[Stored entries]
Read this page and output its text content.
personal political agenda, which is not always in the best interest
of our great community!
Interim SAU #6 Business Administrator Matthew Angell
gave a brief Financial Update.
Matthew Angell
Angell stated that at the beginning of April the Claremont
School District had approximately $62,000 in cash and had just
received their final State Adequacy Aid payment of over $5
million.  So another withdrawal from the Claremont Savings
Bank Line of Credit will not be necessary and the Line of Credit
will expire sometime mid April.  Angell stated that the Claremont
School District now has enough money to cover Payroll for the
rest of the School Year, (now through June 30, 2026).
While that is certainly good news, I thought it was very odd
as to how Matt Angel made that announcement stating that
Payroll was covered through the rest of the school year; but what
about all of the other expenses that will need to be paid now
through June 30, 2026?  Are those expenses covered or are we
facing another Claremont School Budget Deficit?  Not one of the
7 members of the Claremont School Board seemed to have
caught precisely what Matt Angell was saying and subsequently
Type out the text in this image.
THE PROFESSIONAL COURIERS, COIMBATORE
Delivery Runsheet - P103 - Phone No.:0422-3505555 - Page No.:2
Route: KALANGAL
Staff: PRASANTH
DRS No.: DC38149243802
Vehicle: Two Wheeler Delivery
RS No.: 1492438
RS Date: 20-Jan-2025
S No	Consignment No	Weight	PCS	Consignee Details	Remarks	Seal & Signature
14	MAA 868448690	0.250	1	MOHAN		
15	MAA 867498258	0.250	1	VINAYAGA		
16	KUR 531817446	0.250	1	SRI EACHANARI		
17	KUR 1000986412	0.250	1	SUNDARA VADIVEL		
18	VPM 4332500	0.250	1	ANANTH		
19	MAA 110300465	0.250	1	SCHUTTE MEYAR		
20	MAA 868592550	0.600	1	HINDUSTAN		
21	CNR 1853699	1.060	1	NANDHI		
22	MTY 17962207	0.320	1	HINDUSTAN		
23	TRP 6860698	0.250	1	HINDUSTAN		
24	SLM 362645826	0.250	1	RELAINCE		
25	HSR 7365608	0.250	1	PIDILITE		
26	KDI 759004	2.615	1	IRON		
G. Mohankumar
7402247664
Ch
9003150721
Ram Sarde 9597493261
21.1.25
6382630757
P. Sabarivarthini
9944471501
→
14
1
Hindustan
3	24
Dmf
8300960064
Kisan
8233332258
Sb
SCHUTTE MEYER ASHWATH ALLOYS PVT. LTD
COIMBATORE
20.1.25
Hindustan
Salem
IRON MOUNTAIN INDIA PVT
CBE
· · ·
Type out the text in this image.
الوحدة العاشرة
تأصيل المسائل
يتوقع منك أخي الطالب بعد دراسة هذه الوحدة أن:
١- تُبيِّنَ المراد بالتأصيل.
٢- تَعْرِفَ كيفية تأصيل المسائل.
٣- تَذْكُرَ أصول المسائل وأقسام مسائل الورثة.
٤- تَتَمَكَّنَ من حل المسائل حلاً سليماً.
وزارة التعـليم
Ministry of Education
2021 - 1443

● **What is expected**: Word for word, restate all of the data shown above.

● **Finished task**:
Read this page and output its text content.
personal political agenda, which is not always in the best interest
of our great community!
Interim SAU #6 Business Administrator Matthew Angell
gave a brief Financial Update.
Matthew Angell
Angell stated that at the beginning of April the Claremont
School District had approximately $62,000 in cash and had just
received their final State Adequacy Aid payment of over $5
million.  So another withdrawal from the Claremont Savings
Bank Line of Credit will not be necessary and the Line of Credit
will expire sometime mid April.  Angell stated that the Claremont
School District now has enough money to cover Payroll for the
rest of the School Year, (now through June 30, 2026).
While that is certainly good news, I thought it was very odd
as to how Matt Angel made that announcement stating that
Payroll was covered through the rest of the school year; but what
about all of the other expenses that will need to be paid now
through June 30, 2026?  Are those expenses covered or are we
facing another Claremont School Budget Deficit?  Not one of the
7 members of the Claremont School Board seemed to have
caught precisely what Matt Angell was saying and subsequently
Type out the text in this image.
THE PROFESSIONAL COURIERS, COIMBATORE
Delivery Runsheet - P103 - Phone No.:0422-3505555 - Page No.:2
Route: KALANGAL
Staff: PRASANTH
DRS No.: DC38149243802
Vehicle: Two Wheeler Delivery
RS No.: 1492438
RS Date: 20-Jan-2025
S No	Consignment No	Weight	PCS	Consignee Details	Remarks	Seal & Signature
14	MAA 868448690	0.250	1	MOHAN		
15	MAA 867498258	0.250	1	VINAYAGA		
16	KUR 531817446	0.250	1	SRI EACHANARI		
17	KUR 1000986412	0.250	1	SUNDARA VADIVEL		
18	VPM 4332500	0.250	1	ANANTH		
19	MAA 110300465	0.250	1	SCHUTTE MEYAR		
20	MAA 868592550	0.600	1	HINDUSTAN		
21	CNR 1853699	1.060	1	NANDHI		
22	MTY 17962207	0.320	1	HINDUSTAN		
23	TRP 6860698	0.250	1	HINDUSTAN		
24	SLM 362645826	0.250	1	RELAINCE		
25	HSR 7365608	0.250	1	PIDILITE		
26	KDI 759004	2.615	1	IRON		
G. Mohankumar
7402247664
Ch
9003150721
Ram Sarde 9597493261
21.1.25
6382630757
P. Sabarivarthini
9944471501
→
14
1
Hindustan
3	24
Dmf
8300960064
Kisan
8233332258
Sb
SCHUTTE MEYER ASHWATH ALLOYS PVT. LTD
COIMBATORE
20.1.25
Hindustan
Salem
IRON MOUNTAIN INDIA PVT
CBE
· · ·
Type out the text in this image.
الوحدة العاشرة
تأصيل المسائل
يتوقع منك أخي الطالب بعد دراسة هذه الوحدة أن:
١- تُبيِّنَ المراد بالتأصيل.
٢- تَعْرِفَ كيفية تأصيل المسائل.
٣- تَذْكُرَ أصول المسائل وأقسام مسائل الورثة.
٤- تَتَمَكَّنَ من حل المسائل حلاً سليماً.
وزارة التعـليم
Ministry of Education
2021 - 1443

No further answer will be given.